## Texte du document
^^^^^^^^

À Harem, le siège de l’Armée syrienne libre (ASL) se situe dans un ancien bâtiment administratif. Sur les marches se tient ce jour-là un homme en uniforme, de forte corpulence, s’entretenant du haut de ses 1,90 m avec quatre combattants. Il s’agit du général Bassil Isa, qui dirige la brigade Shuhada, les "Martyrs d’Idleb". Le regard concentré, il dégage charisme et autorité. "On l’aime tous. Il nous donne toujours un moral d’acier. Avant de nous envoyer au front, il nous rassure. Il planifie les équipes chaque matin et envoie dans les combats les plus durs, ceux qui se sentent le plus prêt ce jour-là. C’est un homme qui prend en compte le moral de ses troupes pour en tirer le meilleur", affirme le colonel Mehmet, à qui le général vient de parler.

Les hommes de Bassil Isa coupables d’exactions

Selon Reuters, plusieurs rebelles rattachés à la brigade du commandant Bassil Isa ont exécuté un homme de sang froid, la semaine dernière, dans la ville de Harem. Ce dernier, présenté comme un fidèle du régime par les rebelles, n’était pas armé et ne portait pas l’uniforme. Il a reçu trois rafales de mitraillettes avant de s’effondrer.

Cette exécution sommaire résonne comme un sombre rappel de la réalité de la guerre : les exactions ne sont pas l’apanage d’un seul clan. "J’essaie de raisonner mes hommes, s’est justifié Bassil Isa. Je leur dis que stratégiquement, c’est une mauvaise chose. Une mauvaise publicité pour nous. Nous recevons de l’aide et nous obtenons des informations quand nous épargnons ces hommes. Nous ne devons pas les juger. Seul Dieu le fera."

^^^^^^^^

## Données enregistrées
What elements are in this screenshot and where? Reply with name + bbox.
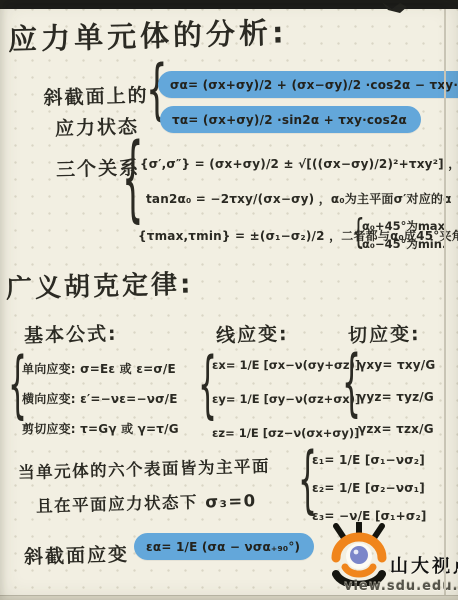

^^^^^^^^

## Consigne
Poursuivez l'article consacré au général Bassil Isa et à sa brigade à partir de sa dernière phrase. Le listing provient d'une source distincte.

## Résultat de la consigne
Bassil me donne une franche poignée de main et m’ouvre la porte de son 4x4. "Je vais vous faire visiter Harem libérée", déclare-t-il. Je suis assise devant, à ses côtés. Il a mis des chants traditionnels syriens, étonnant contraste avec ce paysage en ruine qui défile devant nous : décombres, murs écroulés, fils électriques flottant dans les airs. Sur la route, des douilles, des obus de mortier, des chaussures, du sang encore frais et des lambeaux de chair humaine sur lesquels s’agglutinent des mouches. "Vous voyez ce désastre ?", se désole le général, pointant du doigt la mosquée et les immeubles détruits encore fumants qui, hier, l’entouraient. La veille, une bombe larguée par le gouvernement qui visait la mosquée a fait 70 morts.

Ville fantôme

Ancien ingénieur en mécanique, le général Bassil Isa est considéré comme un héros dans les rangs des combattants. Dans la province d’Idleb, il a construit sa réputation avec une première victoire sur la capitale provinciale en mars, suivie d’une autre sur la ville d’Armanaz, en juin, où ses troupes ont vaincu 400 soldats du régime. En juillet, il a pris la ville de Salqin puis, le mois suivant, a lancé l’assaut sur Harem que son bataillon a "libéré" il y a dix jours. "Il y a encore des combats dans la citadelle mais le centre de la ville est sécurisé. Nos soldats contrôlent 6 routes d’accès sur 7", m’avait expliqué plus tôt le colonel Shihab, responsable de la logistique pour la brigade.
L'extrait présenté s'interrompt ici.